#### [Problem description]
Which lines hold the word "Forecasting"? Copy each one.
— begin Given information —
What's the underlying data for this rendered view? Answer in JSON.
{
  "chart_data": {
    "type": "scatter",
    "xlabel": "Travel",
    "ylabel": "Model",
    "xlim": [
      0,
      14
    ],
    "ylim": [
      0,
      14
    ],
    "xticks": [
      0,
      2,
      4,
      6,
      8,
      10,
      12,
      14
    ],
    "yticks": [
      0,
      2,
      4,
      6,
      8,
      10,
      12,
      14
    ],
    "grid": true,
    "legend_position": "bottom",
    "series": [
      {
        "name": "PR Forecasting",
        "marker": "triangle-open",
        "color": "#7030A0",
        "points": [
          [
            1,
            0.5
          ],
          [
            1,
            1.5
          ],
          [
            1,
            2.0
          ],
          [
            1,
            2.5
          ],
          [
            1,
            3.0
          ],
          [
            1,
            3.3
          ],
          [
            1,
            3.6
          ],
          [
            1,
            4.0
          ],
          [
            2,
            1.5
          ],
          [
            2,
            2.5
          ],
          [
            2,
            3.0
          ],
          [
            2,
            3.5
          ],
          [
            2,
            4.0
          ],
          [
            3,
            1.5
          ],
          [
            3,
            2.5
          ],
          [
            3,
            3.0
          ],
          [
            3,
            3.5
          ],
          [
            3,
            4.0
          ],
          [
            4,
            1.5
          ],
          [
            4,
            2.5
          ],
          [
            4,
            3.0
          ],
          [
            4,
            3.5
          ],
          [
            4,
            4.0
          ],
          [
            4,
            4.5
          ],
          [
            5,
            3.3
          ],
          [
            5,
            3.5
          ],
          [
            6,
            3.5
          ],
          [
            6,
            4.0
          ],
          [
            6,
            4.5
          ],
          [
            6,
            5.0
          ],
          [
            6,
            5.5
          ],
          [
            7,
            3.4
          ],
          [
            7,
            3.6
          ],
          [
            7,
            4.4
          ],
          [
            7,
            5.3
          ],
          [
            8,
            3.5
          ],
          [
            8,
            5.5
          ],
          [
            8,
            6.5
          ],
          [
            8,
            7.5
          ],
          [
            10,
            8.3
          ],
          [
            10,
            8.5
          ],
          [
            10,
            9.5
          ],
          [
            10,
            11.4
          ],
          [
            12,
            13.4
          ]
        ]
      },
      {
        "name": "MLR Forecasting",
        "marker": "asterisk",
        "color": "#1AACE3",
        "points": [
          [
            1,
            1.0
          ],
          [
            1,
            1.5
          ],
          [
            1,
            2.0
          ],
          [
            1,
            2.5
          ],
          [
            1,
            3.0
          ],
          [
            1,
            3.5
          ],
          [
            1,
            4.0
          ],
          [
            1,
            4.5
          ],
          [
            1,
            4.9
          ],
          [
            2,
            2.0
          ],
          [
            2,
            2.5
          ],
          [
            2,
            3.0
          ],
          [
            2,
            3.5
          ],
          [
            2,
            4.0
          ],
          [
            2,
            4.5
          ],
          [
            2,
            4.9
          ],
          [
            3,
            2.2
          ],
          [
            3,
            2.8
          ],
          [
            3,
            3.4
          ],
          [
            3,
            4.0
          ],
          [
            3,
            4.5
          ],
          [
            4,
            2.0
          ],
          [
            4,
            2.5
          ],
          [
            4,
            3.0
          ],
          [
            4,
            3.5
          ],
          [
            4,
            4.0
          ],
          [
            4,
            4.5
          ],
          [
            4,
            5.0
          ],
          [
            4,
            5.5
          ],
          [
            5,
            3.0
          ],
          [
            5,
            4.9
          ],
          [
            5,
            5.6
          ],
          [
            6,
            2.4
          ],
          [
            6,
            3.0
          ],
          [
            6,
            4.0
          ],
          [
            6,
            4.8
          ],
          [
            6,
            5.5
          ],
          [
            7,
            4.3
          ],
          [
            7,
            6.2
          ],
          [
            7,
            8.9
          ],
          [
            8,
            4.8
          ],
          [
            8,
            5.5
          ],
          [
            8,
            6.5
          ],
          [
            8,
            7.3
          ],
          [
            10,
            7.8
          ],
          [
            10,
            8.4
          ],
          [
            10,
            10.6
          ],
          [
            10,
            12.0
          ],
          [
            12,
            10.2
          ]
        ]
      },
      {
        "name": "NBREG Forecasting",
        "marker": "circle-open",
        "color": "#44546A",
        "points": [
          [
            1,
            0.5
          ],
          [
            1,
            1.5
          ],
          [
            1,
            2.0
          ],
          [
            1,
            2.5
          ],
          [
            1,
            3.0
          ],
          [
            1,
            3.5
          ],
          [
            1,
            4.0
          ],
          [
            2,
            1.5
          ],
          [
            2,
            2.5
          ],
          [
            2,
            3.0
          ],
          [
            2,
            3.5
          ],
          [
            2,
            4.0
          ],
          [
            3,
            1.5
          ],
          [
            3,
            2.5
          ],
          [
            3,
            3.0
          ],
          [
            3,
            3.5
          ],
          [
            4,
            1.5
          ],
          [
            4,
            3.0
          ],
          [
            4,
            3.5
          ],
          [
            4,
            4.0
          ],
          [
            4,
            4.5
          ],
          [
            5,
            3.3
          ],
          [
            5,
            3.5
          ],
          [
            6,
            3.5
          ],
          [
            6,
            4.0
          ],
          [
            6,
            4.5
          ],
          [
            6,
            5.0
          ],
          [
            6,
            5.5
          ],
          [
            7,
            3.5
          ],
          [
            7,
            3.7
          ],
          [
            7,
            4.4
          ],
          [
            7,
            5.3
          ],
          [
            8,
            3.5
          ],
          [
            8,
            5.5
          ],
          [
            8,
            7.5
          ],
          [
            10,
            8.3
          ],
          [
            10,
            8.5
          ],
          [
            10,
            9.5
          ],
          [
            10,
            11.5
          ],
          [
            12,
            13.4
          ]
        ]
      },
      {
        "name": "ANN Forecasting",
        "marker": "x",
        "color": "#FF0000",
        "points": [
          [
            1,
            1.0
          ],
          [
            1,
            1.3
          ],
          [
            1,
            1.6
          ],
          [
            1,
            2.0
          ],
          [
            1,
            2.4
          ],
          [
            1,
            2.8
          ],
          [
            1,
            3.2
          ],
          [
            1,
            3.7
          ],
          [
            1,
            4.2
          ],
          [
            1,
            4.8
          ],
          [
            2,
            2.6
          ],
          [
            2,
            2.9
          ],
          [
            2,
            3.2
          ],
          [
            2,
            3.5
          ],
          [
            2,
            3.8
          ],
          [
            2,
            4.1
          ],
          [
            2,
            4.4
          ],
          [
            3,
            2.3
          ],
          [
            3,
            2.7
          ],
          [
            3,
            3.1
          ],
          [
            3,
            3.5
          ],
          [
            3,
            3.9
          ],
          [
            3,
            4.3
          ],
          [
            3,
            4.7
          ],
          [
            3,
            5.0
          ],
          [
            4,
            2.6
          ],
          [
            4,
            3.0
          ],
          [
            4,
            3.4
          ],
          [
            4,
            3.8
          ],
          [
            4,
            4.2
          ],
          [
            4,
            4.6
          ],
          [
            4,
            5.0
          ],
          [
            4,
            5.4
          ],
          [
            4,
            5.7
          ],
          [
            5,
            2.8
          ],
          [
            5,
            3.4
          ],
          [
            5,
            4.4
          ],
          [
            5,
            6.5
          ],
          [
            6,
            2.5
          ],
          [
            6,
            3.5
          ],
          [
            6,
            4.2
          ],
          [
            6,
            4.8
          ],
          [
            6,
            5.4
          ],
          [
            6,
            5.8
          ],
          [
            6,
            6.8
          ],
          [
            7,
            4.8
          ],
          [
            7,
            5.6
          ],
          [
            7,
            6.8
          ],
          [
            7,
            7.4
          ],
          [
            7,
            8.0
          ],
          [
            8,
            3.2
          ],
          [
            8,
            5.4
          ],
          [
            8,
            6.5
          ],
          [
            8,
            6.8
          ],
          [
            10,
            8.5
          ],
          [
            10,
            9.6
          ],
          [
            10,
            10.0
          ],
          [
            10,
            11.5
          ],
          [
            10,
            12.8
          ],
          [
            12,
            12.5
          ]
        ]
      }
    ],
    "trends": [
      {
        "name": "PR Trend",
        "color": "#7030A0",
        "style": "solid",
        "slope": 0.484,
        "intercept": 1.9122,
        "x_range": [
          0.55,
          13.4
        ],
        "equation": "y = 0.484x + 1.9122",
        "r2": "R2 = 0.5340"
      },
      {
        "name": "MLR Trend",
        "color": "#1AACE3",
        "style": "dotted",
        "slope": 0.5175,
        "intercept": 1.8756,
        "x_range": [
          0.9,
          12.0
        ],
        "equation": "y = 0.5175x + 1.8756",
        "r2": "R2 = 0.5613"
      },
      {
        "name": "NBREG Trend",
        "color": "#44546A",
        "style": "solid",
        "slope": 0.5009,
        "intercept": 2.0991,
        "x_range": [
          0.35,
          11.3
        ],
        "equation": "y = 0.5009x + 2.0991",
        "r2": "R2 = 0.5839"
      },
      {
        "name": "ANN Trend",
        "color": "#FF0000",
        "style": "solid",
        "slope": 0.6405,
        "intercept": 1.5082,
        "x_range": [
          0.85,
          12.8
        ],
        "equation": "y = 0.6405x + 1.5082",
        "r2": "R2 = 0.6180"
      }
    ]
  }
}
— end Given information —
#### [Expected answer]
        "name": "PR Forecasting",
        "name": "MLR Forecasting",
        "name": "NBREG Forecasting",
        "name": "ANN Forecasting",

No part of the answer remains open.